==== Input ====

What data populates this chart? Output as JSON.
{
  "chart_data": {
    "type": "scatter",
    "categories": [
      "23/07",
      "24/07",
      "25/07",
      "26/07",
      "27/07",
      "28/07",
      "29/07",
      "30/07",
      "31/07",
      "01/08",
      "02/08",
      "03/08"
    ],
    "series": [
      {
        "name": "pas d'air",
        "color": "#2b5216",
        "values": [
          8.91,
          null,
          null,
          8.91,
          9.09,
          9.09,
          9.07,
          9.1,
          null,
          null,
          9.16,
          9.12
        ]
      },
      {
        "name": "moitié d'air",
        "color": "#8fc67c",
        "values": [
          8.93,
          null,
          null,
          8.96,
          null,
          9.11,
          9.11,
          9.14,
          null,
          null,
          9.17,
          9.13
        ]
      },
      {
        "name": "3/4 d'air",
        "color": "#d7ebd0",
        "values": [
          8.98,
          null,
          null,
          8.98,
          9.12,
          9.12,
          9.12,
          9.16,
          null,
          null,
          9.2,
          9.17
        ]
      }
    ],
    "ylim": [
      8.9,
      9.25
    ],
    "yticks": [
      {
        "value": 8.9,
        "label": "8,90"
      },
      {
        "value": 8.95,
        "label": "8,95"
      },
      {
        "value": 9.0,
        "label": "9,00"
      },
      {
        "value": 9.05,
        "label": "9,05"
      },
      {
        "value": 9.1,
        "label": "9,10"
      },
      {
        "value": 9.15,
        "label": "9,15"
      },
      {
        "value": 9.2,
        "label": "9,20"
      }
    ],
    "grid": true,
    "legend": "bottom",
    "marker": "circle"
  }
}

====

Aim of the task: Note how many lines of the material contain the string "name". Then report that number by itself.

Solution: 3